DATA ROWS:
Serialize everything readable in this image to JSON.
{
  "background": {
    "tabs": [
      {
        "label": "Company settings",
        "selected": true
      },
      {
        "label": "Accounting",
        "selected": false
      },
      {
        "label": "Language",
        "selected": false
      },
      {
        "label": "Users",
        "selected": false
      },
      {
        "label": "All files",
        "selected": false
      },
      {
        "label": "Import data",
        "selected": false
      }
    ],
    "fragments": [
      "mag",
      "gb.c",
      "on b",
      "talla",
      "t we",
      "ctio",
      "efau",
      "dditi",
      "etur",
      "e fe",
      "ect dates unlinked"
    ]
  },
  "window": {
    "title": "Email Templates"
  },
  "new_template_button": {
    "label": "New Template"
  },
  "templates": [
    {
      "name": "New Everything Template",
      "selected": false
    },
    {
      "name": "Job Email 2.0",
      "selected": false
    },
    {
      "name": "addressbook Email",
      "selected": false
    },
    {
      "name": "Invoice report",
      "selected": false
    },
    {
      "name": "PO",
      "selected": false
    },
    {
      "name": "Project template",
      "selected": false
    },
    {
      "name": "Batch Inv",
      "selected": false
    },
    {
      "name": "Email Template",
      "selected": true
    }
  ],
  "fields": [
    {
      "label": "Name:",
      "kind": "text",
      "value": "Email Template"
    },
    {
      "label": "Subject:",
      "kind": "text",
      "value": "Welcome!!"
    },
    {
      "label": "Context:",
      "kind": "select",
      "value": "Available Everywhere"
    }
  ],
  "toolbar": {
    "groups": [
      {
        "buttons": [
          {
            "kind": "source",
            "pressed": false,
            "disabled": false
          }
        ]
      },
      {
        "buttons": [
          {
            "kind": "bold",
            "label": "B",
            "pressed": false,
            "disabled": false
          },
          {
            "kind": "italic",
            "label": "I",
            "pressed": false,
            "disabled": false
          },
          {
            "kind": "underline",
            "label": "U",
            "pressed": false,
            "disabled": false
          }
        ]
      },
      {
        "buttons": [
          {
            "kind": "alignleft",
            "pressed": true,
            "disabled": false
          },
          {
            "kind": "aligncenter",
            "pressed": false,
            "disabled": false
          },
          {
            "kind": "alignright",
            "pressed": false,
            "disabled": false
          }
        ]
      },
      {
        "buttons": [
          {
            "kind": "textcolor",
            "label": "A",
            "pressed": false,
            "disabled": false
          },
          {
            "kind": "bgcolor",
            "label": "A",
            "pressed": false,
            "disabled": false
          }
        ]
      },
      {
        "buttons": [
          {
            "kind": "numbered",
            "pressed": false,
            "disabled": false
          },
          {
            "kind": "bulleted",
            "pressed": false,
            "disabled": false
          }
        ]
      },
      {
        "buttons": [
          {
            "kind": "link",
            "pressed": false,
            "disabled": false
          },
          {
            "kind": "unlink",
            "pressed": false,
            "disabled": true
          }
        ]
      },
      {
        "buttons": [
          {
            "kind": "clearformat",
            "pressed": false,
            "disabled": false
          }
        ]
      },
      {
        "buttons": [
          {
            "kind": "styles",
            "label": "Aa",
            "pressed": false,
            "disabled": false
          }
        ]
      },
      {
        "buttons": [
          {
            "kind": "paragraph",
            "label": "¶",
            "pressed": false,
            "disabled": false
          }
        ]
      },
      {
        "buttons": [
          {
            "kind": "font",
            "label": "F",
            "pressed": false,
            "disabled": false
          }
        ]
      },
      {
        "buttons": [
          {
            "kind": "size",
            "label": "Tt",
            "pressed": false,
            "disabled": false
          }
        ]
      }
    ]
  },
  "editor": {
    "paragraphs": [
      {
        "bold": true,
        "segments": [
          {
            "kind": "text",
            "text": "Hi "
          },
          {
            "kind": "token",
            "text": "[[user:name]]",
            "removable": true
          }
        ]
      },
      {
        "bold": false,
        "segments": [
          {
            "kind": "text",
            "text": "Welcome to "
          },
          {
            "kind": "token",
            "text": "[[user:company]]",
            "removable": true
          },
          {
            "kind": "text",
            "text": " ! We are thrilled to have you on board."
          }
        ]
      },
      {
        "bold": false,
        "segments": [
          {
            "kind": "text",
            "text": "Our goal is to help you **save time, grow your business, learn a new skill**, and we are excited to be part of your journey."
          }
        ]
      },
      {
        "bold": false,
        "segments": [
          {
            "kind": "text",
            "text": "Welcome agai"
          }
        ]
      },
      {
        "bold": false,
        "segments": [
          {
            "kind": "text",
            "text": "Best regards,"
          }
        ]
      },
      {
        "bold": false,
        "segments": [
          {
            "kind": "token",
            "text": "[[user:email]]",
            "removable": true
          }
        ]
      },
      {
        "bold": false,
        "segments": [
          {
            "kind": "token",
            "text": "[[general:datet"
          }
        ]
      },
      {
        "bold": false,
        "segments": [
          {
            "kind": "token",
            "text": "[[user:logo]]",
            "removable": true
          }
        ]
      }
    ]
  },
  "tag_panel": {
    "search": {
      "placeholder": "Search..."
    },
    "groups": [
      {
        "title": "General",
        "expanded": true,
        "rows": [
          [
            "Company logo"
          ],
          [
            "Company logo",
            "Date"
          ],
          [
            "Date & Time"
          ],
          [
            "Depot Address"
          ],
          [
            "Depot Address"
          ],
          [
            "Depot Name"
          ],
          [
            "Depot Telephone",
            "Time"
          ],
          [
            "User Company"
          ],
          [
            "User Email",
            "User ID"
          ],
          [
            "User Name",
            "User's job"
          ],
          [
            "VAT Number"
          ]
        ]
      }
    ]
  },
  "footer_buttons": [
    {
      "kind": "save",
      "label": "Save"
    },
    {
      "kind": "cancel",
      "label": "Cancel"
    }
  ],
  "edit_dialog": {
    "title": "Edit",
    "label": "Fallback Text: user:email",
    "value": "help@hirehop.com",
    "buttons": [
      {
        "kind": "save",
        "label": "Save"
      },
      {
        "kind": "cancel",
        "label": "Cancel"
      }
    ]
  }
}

DO THIS: Check each line of the data above for the word "Depot" and say how many lines have it. Give the number alone.

ANSWER TO THIS TASK: 4